[Data extracted from a collection]
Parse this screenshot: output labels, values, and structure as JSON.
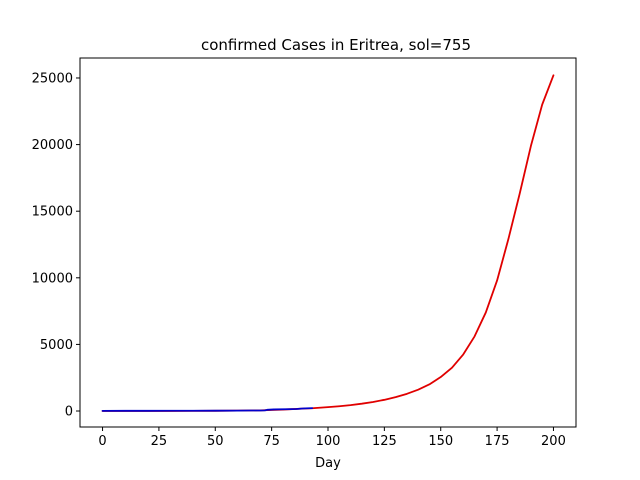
{
  "chart_data": {
    "type": "line",
    "title": "confirmed Cases in Eritrea, sol=755",
    "xlabel": "Day",
    "ylabel": "",
    "xlim": [
      -10,
      210
    ],
    "ylim": [
      -1200,
      26500
    ],
    "x_ticks": [
      0,
      25,
      50,
      75,
      100,
      125,
      150,
      175,
      200
    ],
    "y_ticks": [
      0,
      5000,
      10000,
      15000,
      20000,
      25000
    ],
    "grid": false,
    "legend": "none",
    "series": [
      {
        "color": "#e00000",
        "x": [
          0,
          10,
          20,
          30,
          40,
          50,
          60,
          70,
          80,
          90,
          93,
          100,
          105,
          110,
          115,
          120,
          125,
          130,
          135,
          140,
          145,
          150,
          155,
          160,
          165,
          170,
          175,
          180,
          185,
          190,
          195,
          200
        ],
        "y": [
          0,
          1,
          3,
          6,
          10,
          17,
          30,
          50,
          110,
          190,
          210,
          290,
          360,
          445,
          550,
          680,
          840,
          1040,
          1290,
          1600,
          2000,
          2550,
          3250,
          4250,
          5600,
          7400,
          9800,
          12900,
          16300,
          19900,
          23000,
          25200
        ]
      },
      {
        "color": "#0000cc",
        "x": [
          0,
          10,
          20,
          30,
          40,
          50,
          60,
          65,
          70,
          72,
          73,
          76,
          80,
          84,
          86,
          88,
          90,
          93
        ],
        "y": [
          12,
          15,
          16,
          18,
          20,
          25,
          32,
          36,
          40,
          45,
          90,
          120,
          135,
          140,
          150,
          180,
          200,
          215
        ]
      }
    ]
  }
}
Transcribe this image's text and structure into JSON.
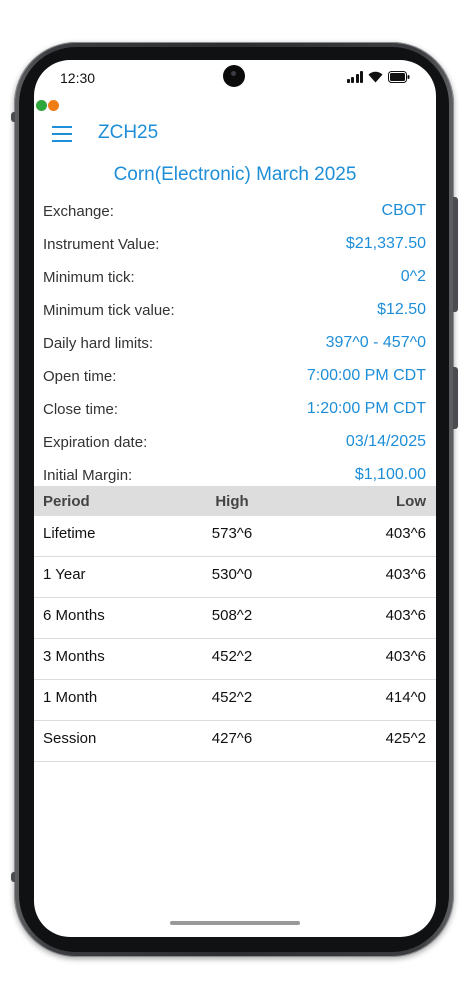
{
  "status_bar": {
    "time": "12:30",
    "icons": [
      "signal-icon",
      "wifi-icon",
      "battery-icon"
    ]
  },
  "indicator_dots": [
    {
      "name": "green-dot",
      "color": "#2ea83a"
    },
    {
      "name": "orange-dot",
      "color": "#f07c16"
    }
  ],
  "header": {
    "menu_icon": "hamburger-menu-icon",
    "title": "ZCH25"
  },
  "contract": {
    "title": "Corn(Electronic) March 2025",
    "details": [
      {
        "label": "Exchange:",
        "value": "CBOT"
      },
      {
        "label": "Instrument Value:",
        "value": "$21,337.50"
      },
      {
        "label": "Minimum tick:",
        "value": "0^2"
      },
      {
        "label": "Minimum tick value:",
        "value": "$12.50"
      },
      {
        "label": "Daily hard limits:",
        "value": "397^0 - 457^0"
      },
      {
        "label": "Open time:",
        "value": "7:00:00 PM CDT"
      },
      {
        "label": "Close time:",
        "value": "1:20:00 PM CDT"
      },
      {
        "label": "Expiration date:",
        "value": "03/14/2025"
      },
      {
        "label": "Initial Margin:",
        "value": "$1,100.00"
      }
    ]
  },
  "range_table": {
    "columns": [
      "Period",
      "High",
      "Low"
    ],
    "rows": [
      {
        "period": "Lifetime",
        "high": "573^6",
        "low": "403^6"
      },
      {
        "period": "1 Year",
        "high": "530^0",
        "low": "403^6"
      },
      {
        "period": "6 Months",
        "high": "508^2",
        "low": "403^6"
      },
      {
        "period": "3 Months",
        "high": "452^2",
        "low": "403^6"
      },
      {
        "period": "1 Month",
        "high": "452^2",
        "low": "414^0"
      },
      {
        "period": "Session",
        "high": "427^6",
        "low": "425^2"
      }
    ]
  },
  "colors": {
    "accent": "#1e8ed8",
    "table_header_bg": "#dddddd"
  }
}
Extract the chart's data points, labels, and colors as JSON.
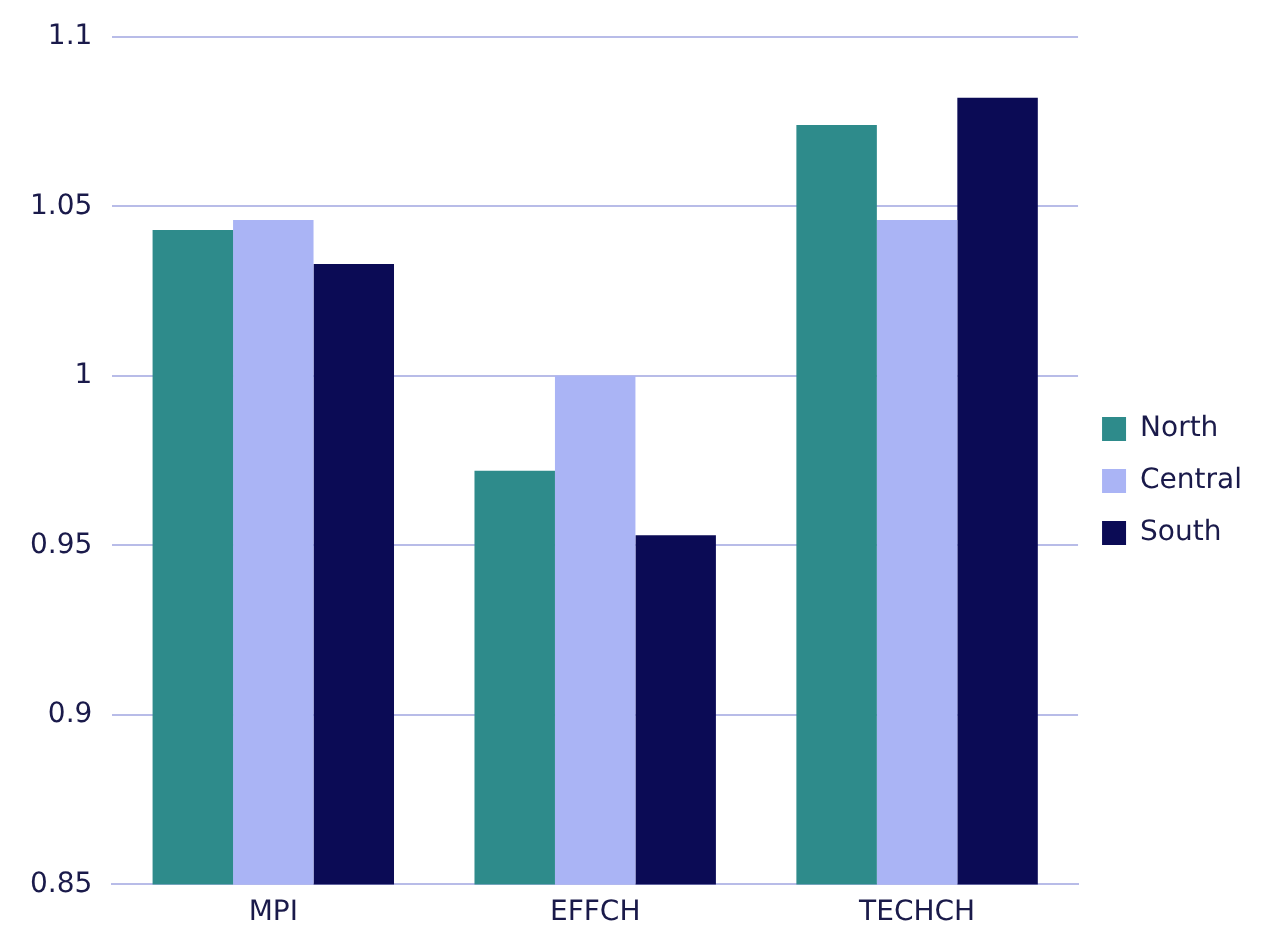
{
  "chart_data": {
    "type": "bar",
    "categories": [
      "MPI",
      "EFFCH",
      "TECHCH"
    ],
    "series": [
      {
        "name": "North",
        "color": "#2e8b8b",
        "values": [
          1.043,
          0.972,
          1.074
        ]
      },
      {
        "name": "Central",
        "color": "#aab4f5",
        "values": [
          1.046,
          1.0,
          1.046
        ]
      },
      {
        "name": "South",
        "color": "#0b0b55",
        "values": [
          1.033,
          0.953,
          1.082
        ]
      }
    ],
    "ylim": [
      0.85,
      1.1
    ],
    "yticks": [
      0.85,
      0.9,
      0.95,
      1,
      1.05,
      1.1
    ],
    "grid": "y",
    "legend": "right"
  }
}
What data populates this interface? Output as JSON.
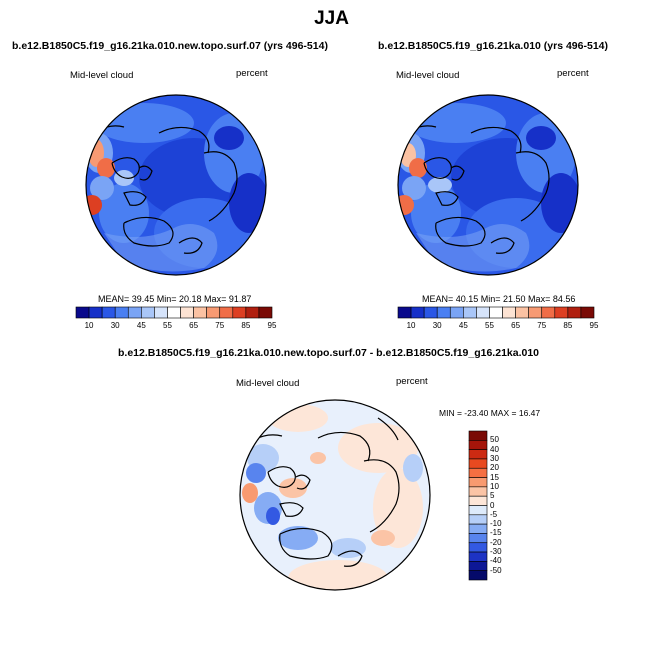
{
  "title": "JJA",
  "variable": "Mid-level cloud",
  "units": "percent",
  "panels": [
    {
      "title": "b.e12.B1850C5.f19_g16.21ka.010.new.topo.surf.07 (yrs 496-514)",
      "stats": "MEAN= 39.45  Min= 20.18  Max= 91.87"
    },
    {
      "title": "b.e12.B1850C5.f19_g16.21ka.010 (yrs 496-514)",
      "stats": "MEAN= 40.15  Min= 21.50  Max= 84.56"
    }
  ],
  "colorbar_abs": {
    "labels": [
      "10",
      "30",
      "45",
      "55",
      "65",
      "75",
      "85",
      "95"
    ],
    "colors": [
      "#0a0a8c",
      "#1630c8",
      "#2a57e6",
      "#4a7ff2",
      "#7aa4f5",
      "#a9c6f8",
      "#d6e4fb",
      "#ffffff",
      "#fde3d3",
      "#fbc2a3",
      "#f79a73",
      "#f06d47",
      "#dd3f22",
      "#b01f0f",
      "#7a0a05"
    ]
  },
  "diff": {
    "title": "b.e12.B1850C5.f19_g16.21ka.010.new.topo.surf.07 - b.e12.B1850C5.f19_g16.21ka.010",
    "stats": "MIN = -23.40 MAX =  16.47",
    "colorbar": {
      "labels": [
        "50",
        "40",
        "30",
        "20",
        "15",
        "10",
        "5",
        "0",
        "-5",
        "-10",
        "-15",
        "-20",
        "-30",
        "-40",
        "-50"
      ],
      "colors": [
        "#7a0a05",
        "#a5150a",
        "#cc2a12",
        "#e84a20",
        "#f56f42",
        "#f89a70",
        "#fbc4a6",
        "#fde6d8",
        "#deebfb",
        "#b6cff8",
        "#86acf4",
        "#5884ee",
        "#3359e2",
        "#1d33c4",
        "#0d1796",
        "#050a6a"
      ]
    }
  }
}
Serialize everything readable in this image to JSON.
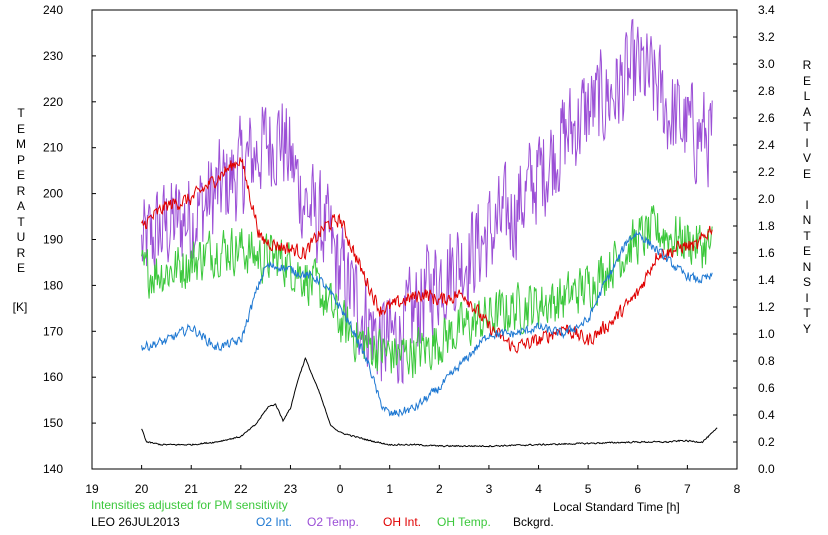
{
  "chart_data": {
    "type": "line",
    "title": "",
    "xlabel": "Local Standard Time [h]",
    "ylabel_left": "TEMPERATURE",
    "ylabel_left_unit": "[K]",
    "ylabel_right": "RELATIVE INTENSITY",
    "x_ticks": [
      "19",
      "20",
      "21",
      "22",
      "23",
      "0",
      "1",
      "2",
      "3",
      "4",
      "5",
      "6",
      "7",
      "8"
    ],
    "xlim": [
      19,
      32
    ],
    "ylim_left": [
      140,
      240
    ],
    "y_ticks_left": [
      140,
      150,
      160,
      170,
      180,
      190,
      200,
      210,
      220,
      230,
      240
    ],
    "ylim_right": [
      0.0,
      3.4
    ],
    "y_ticks_right": [
      "0.0",
      "0.2",
      "0.4",
      "0.6",
      "0.8",
      "1.0",
      "1.2",
      "1.4",
      "1.6",
      "1.8",
      "2.0",
      "2.2",
      "2.4",
      "2.6",
      "2.8",
      "3.0",
      "3.2",
      "3.4"
    ],
    "grid": false,
    "note": "Intensities adjusted for PM sensitivity",
    "station_date": "LEO 26JUL2013",
    "legend": [
      {
        "label": "O2 Int.",
        "color": "#1e78d2"
      },
      {
        "label": "O2 Temp.",
        "color": "#9b4fd6"
      },
      {
        "label": "OH Int.",
        "color": "#e00000"
      },
      {
        "label": "OH Temp.",
        "color": "#3cc83c"
      },
      {
        "label": "Bckgrd.",
        "color": "#000000"
      }
    ],
    "series": [
      {
        "name": "O2 Temp.",
        "axis": "left",
        "color": "#9b4fd6",
        "jitter": 14,
        "x": [
          20.0,
          20.5,
          21.0,
          21.5,
          22.0,
          22.4,
          22.8,
          23.3,
          23.7,
          24.0,
          24.4,
          24.8,
          25.0,
          25.3,
          25.7,
          26.0,
          26.5,
          27.0,
          27.5,
          28.0,
          28.5,
          29.0,
          29.5,
          30.0,
          30.4,
          30.6,
          30.9,
          31.2,
          31.5
        ],
        "y": [
          188,
          193,
          195,
          200,
          205,
          210,
          213,
          198,
          192,
          183,
          175,
          168,
          168,
          170,
          178,
          182,
          186,
          191,
          196,
          204,
          212,
          218,
          222,
          227,
          223,
          218,
          215,
          213,
          212
        ]
      },
      {
        "name": "OH Temp.",
        "axis": "left",
        "color": "#3cc83c",
        "jitter": 7,
        "x": [
          20.0,
          20.5,
          21.0,
          21.5,
          22.0,
          22.4,
          22.8,
          23.3,
          23.7,
          24.0,
          24.4,
          24.8,
          25.0,
          25.3,
          25.7,
          26.0,
          26.5,
          27.0,
          27.5,
          28.0,
          28.5,
          29.0,
          29.5,
          30.0,
          30.4,
          30.6,
          30.9,
          31.2,
          31.5
        ],
        "y": [
          183,
          183,
          185,
          188,
          188,
          186,
          186,
          182,
          177,
          172,
          168,
          166,
          165,
          165,
          166,
          168,
          171,
          173,
          175,
          176,
          177,
          180,
          185,
          190,
          192,
          191,
          190,
          189,
          188
        ]
      },
      {
        "name": "OH Int.",
        "axis": "right",
        "color": "#e00000",
        "jitter": 0.07,
        "x": [
          20.0,
          20.5,
          21.0,
          21.5,
          22.0,
          22.4,
          22.8,
          23.3,
          23.7,
          24.0,
          24.4,
          24.8,
          25.0,
          25.3,
          25.7,
          26.0,
          26.5,
          27.0,
          27.5,
          28.0,
          28.5,
          29.0,
          29.5,
          30.0,
          30.4,
          30.6,
          30.9,
          31.2,
          31.5
        ],
        "y": [
          1.8,
          1.95,
          2.0,
          2.15,
          2.3,
          1.7,
          1.65,
          1.6,
          1.8,
          1.85,
          1.5,
          1.18,
          1.2,
          1.25,
          1.3,
          1.25,
          1.3,
          1.05,
          0.9,
          0.95,
          1.05,
          0.95,
          1.1,
          1.3,
          1.6,
          1.6,
          1.65,
          1.65,
          1.8
        ]
      },
      {
        "name": "O2 Int.",
        "axis": "right",
        "color": "#1e78d2",
        "jitter": 0.045,
        "x": [
          20.0,
          20.5,
          21.0,
          21.5,
          22.0,
          22.3,
          22.5,
          22.8,
          23.2,
          23.6,
          24.0,
          24.3,
          24.6,
          24.8,
          25.0,
          25.5,
          26.0,
          26.5,
          27.0,
          27.5,
          28.0,
          28.5,
          29.0,
          29.3,
          29.6,
          29.8,
          30.0,
          30.3,
          30.6,
          30.9,
          31.2,
          31.5
        ],
        "y": [
          0.9,
          0.95,
          1.05,
          0.9,
          0.95,
          1.3,
          1.5,
          1.5,
          1.45,
          1.4,
          1.2,
          1.0,
          0.75,
          0.5,
          0.4,
          0.45,
          0.6,
          0.8,
          1.0,
          1.0,
          1.05,
          1.0,
          1.1,
          1.35,
          1.55,
          1.7,
          1.75,
          1.65,
          1.55,
          1.45,
          1.4,
          1.42
        ]
      },
      {
        "name": "Bckgrd.",
        "axis": "right",
        "color": "#000000",
        "jitter": 0.012,
        "x": [
          20.0,
          20.1,
          20.4,
          21.0,
          21.5,
          22.0,
          22.3,
          22.55,
          22.7,
          22.85,
          23.0,
          23.15,
          23.3,
          23.6,
          23.8,
          24.0,
          24.3,
          24.6,
          25.0,
          25.5,
          26.0,
          27.0,
          28.0,
          29.0,
          30.0,
          30.6,
          30.9,
          31.3,
          31.6
        ],
        "y": [
          0.3,
          0.2,
          0.18,
          0.18,
          0.2,
          0.24,
          0.33,
          0.46,
          0.48,
          0.36,
          0.45,
          0.66,
          0.82,
          0.55,
          0.33,
          0.27,
          0.24,
          0.21,
          0.18,
          0.18,
          0.17,
          0.17,
          0.18,
          0.19,
          0.2,
          0.2,
          0.21,
          0.2,
          0.3
        ]
      }
    ]
  }
}
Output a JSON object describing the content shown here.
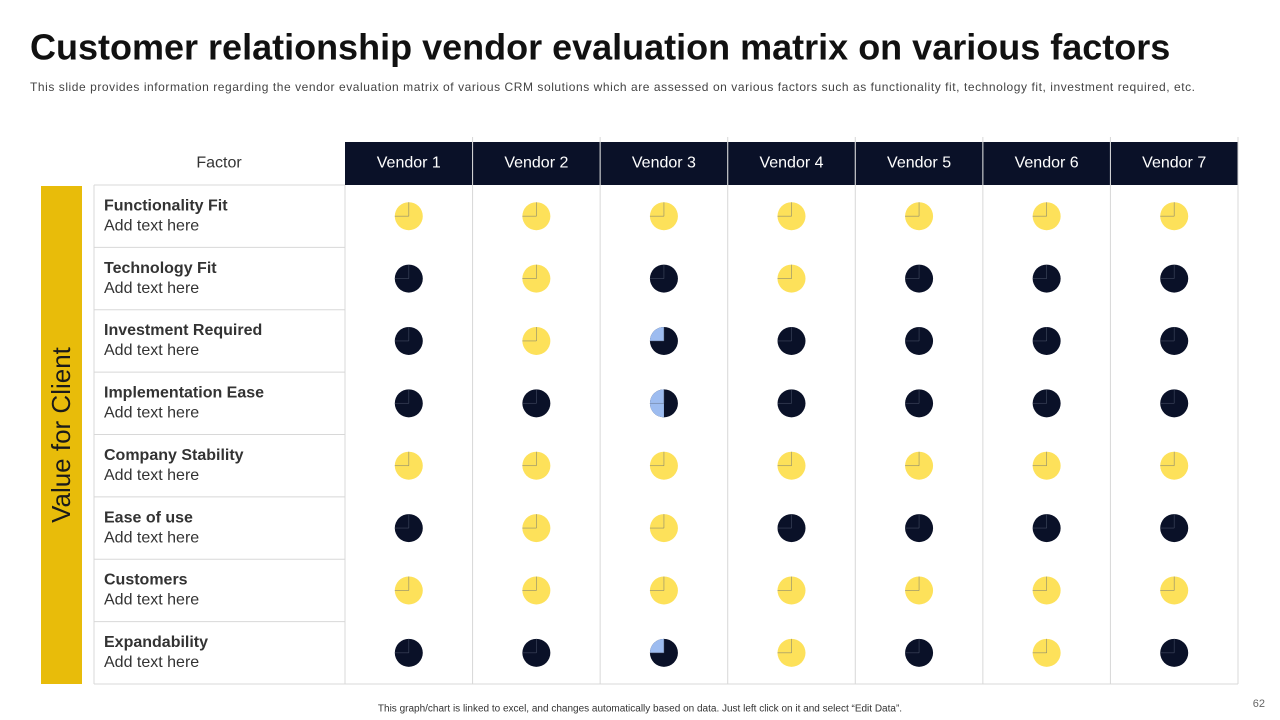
{
  "header": {
    "title": "Customer relationship vendor evaluation matrix on various factors",
    "subtitle": "This slide provides information regarding the vendor evaluation matrix of various CRM solutions which are assessed on various factors such as functionality fit, technology fit, investment required, etc."
  },
  "table": {
    "side_label": "Value for Client",
    "columns": [
      "Factor",
      "Vendor 1",
      "Vendor 2",
      "Vendor 3",
      "Vendor 4",
      "Vendor 5",
      "Vendor 6",
      "Vendor 7"
    ],
    "rows": [
      {
        "name": "Functionality Fit",
        "note": "Add text here",
        "cells": [
          "#fde15a",
          "#fde15a",
          "#fde15a",
          "#fde15a",
          "#fde15a",
          "#fde15a",
          "#fde15a"
        ]
      },
      {
        "name": "Technology Fit",
        "note": "Add text here",
        "cells": [
          "#0a1128",
          "#fde15a",
          "#0a1128",
          "#fde15a",
          "#0a1128",
          "#0a1128",
          "#0a1128"
        ]
      },
      {
        "name": "Investment Required",
        "note": "Add text here",
        "cells": [
          "#0a1128",
          "#fde15a",
          {
            "color": "#0a1128",
            "accent": "#9dbcf0",
            "accent_share": 0.25
          },
          "#0a1128",
          "#0a1128",
          "#0a1128",
          "#0a1128"
        ]
      },
      {
        "name": "Implementation Ease",
        "note": "Add text here",
        "cells": [
          "#0a1128",
          "#0a1128",
          {
            "color": "#0a1128",
            "accent": "#9dbcf0",
            "accent_share": 0.5
          },
          "#0a1128",
          "#0a1128",
          "#0a1128",
          "#0a1128"
        ]
      },
      {
        "name": "Company Stability",
        "note": "Add text here",
        "cells": [
          "#fde15a",
          "#fde15a",
          "#fde15a",
          "#fde15a",
          "#fde15a",
          "#fde15a",
          "#fde15a"
        ]
      },
      {
        "name": "Ease of use",
        "note": "Add text here",
        "cells": [
          "#0a1128",
          "#fde15a",
          "#fde15a",
          "#0a1128",
          "#0a1128",
          "#0a1128",
          "#0a1128"
        ]
      },
      {
        "name": "Customers",
        "note": "Add text here",
        "cells": [
          "#fde15a",
          "#fde15a",
          "#fde15a",
          "#fde15a",
          "#fde15a",
          "#fde15a",
          "#fde15a"
        ]
      },
      {
        "name": "Expandability",
        "note": "Add text here",
        "cells": [
          "#0a1128",
          "#0a1128",
          {
            "color": "#0a1128",
            "accent": "#9dbcf0",
            "accent_share": 0.25
          },
          "#fde15a",
          "#0a1128",
          "#fde15a",
          "#0a1128"
        ]
      }
    ]
  },
  "footer": {
    "note": "This graph/chart is linked to excel, and changes automatically based on data. Just left click on it and select “Edit Data”.",
    "page": 62
  }
}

Problem statement: Copy out each line of the entries that holds "Ease".

Full answer:
        "name": "Implementation Ease",
        "name": "Ease of use",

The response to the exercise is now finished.